* _Problem description_
Look through the entries below and report how many lines hold the string "JSON". Only the number is wanted.

<<<<

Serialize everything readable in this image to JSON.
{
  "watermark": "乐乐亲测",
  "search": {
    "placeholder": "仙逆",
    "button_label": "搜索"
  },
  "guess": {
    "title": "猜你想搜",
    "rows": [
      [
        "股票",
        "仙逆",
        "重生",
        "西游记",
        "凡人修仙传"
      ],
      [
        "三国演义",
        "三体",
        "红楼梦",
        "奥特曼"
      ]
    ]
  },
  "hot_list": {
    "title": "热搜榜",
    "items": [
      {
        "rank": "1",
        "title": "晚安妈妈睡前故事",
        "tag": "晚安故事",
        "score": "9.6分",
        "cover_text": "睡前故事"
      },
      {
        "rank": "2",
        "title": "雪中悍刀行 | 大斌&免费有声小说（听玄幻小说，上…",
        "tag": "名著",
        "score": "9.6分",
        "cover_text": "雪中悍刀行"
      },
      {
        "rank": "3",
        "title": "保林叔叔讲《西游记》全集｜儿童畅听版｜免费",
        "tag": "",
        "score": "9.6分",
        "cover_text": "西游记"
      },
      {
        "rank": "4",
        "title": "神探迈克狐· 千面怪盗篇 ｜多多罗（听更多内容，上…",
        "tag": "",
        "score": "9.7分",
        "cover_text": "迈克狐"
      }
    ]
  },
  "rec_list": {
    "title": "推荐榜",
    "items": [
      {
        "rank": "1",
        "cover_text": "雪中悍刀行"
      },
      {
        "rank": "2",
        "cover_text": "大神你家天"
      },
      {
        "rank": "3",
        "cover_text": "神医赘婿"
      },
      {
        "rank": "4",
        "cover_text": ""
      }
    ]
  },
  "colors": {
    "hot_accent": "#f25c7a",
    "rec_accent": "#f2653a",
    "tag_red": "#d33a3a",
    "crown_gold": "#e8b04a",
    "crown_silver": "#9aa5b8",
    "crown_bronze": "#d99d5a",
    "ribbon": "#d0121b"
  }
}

>>>>
<<<<

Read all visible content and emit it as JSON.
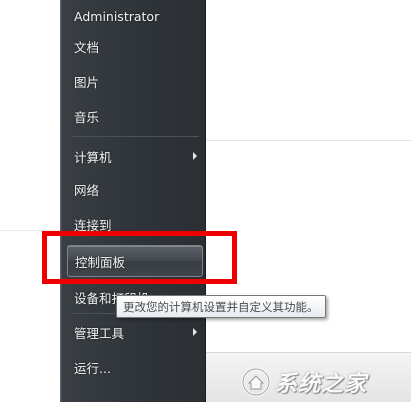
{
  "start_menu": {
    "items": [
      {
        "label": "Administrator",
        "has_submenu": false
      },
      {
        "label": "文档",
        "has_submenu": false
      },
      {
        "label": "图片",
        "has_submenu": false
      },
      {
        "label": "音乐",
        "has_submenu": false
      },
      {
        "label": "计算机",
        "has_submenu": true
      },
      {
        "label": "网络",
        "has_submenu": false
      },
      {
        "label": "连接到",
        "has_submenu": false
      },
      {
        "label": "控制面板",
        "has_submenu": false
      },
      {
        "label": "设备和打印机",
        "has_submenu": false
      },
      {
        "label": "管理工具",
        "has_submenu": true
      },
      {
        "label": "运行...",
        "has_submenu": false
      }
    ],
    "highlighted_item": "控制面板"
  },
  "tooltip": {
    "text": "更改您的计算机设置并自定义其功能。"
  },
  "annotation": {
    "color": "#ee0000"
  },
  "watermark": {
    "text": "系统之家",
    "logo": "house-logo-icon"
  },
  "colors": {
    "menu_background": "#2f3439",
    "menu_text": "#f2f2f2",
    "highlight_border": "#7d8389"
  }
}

>>>>
<<<<

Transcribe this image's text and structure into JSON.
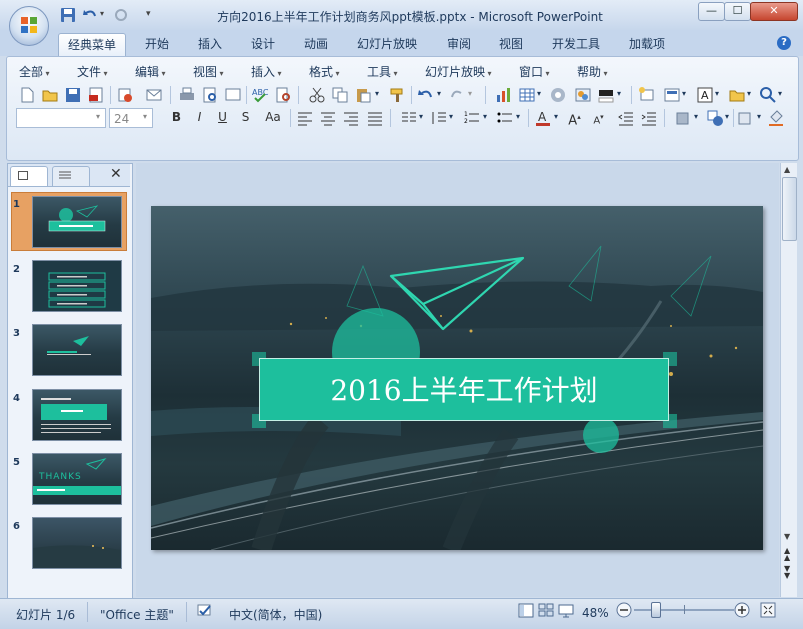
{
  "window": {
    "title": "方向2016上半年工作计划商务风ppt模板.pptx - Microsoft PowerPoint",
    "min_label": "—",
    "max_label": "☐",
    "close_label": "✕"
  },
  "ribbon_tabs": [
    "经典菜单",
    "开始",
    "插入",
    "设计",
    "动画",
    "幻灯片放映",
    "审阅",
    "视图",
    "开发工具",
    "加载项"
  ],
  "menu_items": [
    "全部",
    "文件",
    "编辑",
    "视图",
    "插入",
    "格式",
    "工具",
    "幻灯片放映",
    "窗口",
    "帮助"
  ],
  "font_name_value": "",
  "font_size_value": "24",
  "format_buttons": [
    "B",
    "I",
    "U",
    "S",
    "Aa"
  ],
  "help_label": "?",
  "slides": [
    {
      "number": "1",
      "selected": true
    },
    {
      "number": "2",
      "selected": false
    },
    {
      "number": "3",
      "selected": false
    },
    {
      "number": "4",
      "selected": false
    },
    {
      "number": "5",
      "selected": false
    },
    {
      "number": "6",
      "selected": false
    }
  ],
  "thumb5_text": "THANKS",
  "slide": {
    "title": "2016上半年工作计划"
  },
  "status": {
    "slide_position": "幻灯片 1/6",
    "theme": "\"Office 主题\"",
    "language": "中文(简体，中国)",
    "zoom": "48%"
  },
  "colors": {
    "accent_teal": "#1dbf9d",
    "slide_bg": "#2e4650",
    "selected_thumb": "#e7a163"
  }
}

>>>>

* _The reply_
3